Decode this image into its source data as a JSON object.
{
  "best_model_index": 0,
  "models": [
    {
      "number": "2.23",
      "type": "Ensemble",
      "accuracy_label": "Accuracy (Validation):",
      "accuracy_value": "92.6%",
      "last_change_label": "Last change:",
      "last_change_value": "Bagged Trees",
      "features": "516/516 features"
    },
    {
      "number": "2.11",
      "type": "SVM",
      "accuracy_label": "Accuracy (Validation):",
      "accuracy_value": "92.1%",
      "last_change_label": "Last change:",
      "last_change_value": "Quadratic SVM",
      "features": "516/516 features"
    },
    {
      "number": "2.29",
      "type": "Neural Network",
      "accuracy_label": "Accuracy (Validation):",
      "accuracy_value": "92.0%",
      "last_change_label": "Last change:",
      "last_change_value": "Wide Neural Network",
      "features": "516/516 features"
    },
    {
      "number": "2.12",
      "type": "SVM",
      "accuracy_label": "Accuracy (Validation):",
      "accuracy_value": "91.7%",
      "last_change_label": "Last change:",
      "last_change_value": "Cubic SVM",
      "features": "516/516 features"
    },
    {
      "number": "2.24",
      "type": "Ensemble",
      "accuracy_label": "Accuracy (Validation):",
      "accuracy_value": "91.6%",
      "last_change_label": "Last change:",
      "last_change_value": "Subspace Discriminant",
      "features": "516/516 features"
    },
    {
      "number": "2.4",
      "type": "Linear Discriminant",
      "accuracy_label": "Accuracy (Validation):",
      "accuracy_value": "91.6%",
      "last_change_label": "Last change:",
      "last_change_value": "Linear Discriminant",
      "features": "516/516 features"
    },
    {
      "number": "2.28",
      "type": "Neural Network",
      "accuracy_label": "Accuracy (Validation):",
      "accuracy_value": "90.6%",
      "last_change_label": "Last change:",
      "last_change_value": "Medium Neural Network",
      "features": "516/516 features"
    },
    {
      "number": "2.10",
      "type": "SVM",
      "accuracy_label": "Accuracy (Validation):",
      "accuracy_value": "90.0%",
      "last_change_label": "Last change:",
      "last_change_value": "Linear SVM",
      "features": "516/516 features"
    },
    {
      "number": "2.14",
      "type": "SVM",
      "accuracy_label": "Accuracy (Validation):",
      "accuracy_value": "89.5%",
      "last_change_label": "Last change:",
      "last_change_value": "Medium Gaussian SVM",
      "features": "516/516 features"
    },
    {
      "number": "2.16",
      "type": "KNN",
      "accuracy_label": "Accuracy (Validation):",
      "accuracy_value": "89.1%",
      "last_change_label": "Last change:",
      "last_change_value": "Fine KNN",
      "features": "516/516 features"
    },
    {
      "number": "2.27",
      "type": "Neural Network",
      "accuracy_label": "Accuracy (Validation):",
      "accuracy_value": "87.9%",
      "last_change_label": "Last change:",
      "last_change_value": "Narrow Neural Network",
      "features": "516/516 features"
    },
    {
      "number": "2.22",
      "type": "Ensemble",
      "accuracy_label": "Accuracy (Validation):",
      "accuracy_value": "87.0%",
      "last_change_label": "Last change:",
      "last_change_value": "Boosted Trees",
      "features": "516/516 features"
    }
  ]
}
══════════
**Given request**
Go over the records above line by line and count those holding the word "Discriminant". Reply only with the number.

**Written answer**
3